_Exercise data_

● ● ● ●

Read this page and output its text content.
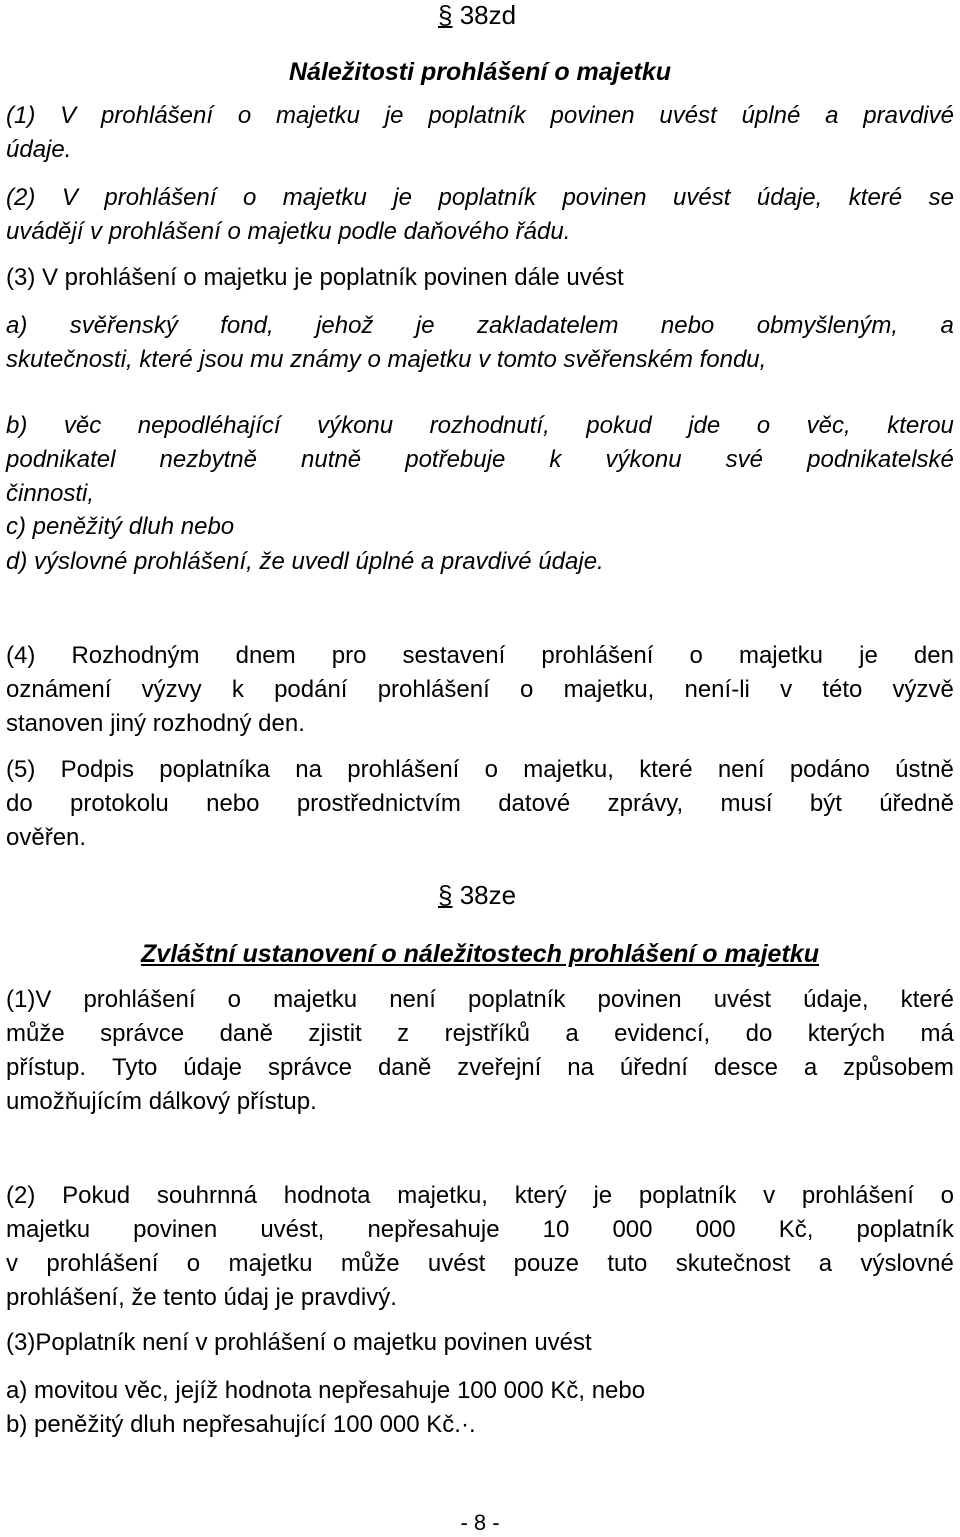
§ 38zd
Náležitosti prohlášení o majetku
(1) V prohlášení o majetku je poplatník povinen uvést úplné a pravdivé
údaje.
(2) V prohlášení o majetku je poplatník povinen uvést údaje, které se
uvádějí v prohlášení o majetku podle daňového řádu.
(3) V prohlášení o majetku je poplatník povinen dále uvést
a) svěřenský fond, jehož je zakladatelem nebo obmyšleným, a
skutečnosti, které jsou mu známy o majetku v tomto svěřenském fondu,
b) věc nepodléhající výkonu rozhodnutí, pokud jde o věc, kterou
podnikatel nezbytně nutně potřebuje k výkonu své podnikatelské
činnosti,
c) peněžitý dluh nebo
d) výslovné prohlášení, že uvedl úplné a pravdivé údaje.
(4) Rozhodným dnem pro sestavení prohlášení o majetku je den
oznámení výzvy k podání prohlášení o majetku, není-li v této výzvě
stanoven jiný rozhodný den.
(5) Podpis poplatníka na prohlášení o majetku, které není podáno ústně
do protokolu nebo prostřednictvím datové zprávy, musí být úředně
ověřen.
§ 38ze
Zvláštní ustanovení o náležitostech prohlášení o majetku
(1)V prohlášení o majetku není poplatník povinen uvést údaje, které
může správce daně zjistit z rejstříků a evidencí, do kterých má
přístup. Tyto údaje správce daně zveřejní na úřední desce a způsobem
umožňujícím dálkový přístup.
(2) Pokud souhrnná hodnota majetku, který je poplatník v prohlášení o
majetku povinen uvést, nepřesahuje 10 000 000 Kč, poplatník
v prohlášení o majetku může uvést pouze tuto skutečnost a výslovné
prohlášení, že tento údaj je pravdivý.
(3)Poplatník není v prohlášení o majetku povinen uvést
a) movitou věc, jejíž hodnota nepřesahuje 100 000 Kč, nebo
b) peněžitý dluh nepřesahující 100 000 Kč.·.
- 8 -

● ● ● ●

_Exercise task_
All the records above need to be given again word for word. Skip the pictures.

_Problem solution_
Read this page and output its text content.
§ 38zd
Náležitosti prohlášení o majetku
(1) V prohlášení o majetku je poplatník povinen uvést úplné a pravdivé
údaje.
(2) V prohlášení o majetku je poplatník povinen uvést údaje, které se
uvádějí v prohlášení o majetku podle daňového řádu.
(3) V prohlášení o majetku je poplatník povinen dále uvést
a) svěřenský fond, jehož je zakladatelem nebo obmyšleným, a
skutečnosti, které jsou mu známy o majetku v tomto svěřenském fondu,
b) věc nepodléhající výkonu rozhodnutí, pokud jde o věc, kterou
podnikatel nezbytně nutně potřebuje k výkonu své podnikatelské
činnosti,
c) peněžitý dluh nebo
d) výslovné prohlášení, že uvedl úplné a pravdivé údaje.
(4) Rozhodným dnem pro sestavení prohlášení o majetku je den
oznámení výzvy k podání prohlášení o majetku, není-li v této výzvě
stanoven jiný rozhodný den.
(5) Podpis poplatníka na prohlášení o majetku, které není podáno ústně
do protokolu nebo prostřednictvím datové zprávy, musí být úředně
ověřen.
§ 38ze
Zvláštní ustanovení o náležitostech prohlášení o majetku
(1)V prohlášení o majetku není poplatník povinen uvést údaje, které
může správce daně zjistit z rejstříků a evidencí, do kterých má
přístup. Tyto údaje správce daně zveřejní na úřední desce a způsobem
umožňujícím dálkový přístup.
(2) Pokud souhrnná hodnota majetku, který je poplatník v prohlášení o
majetku povinen uvést, nepřesahuje 10 000 000 Kč, poplatník
v prohlášení o majetku může uvést pouze tuto skutečnost a výslovné
prohlášení, že tento údaj je pravdivý.
(3)Poplatník není v prohlášení o majetku povinen uvést
a) movitou věc, jejíž hodnota nepřesahuje 100 000 Kč, nebo
b) peněžitý dluh nepřesahující 100 000 Kč.·.
- 8 -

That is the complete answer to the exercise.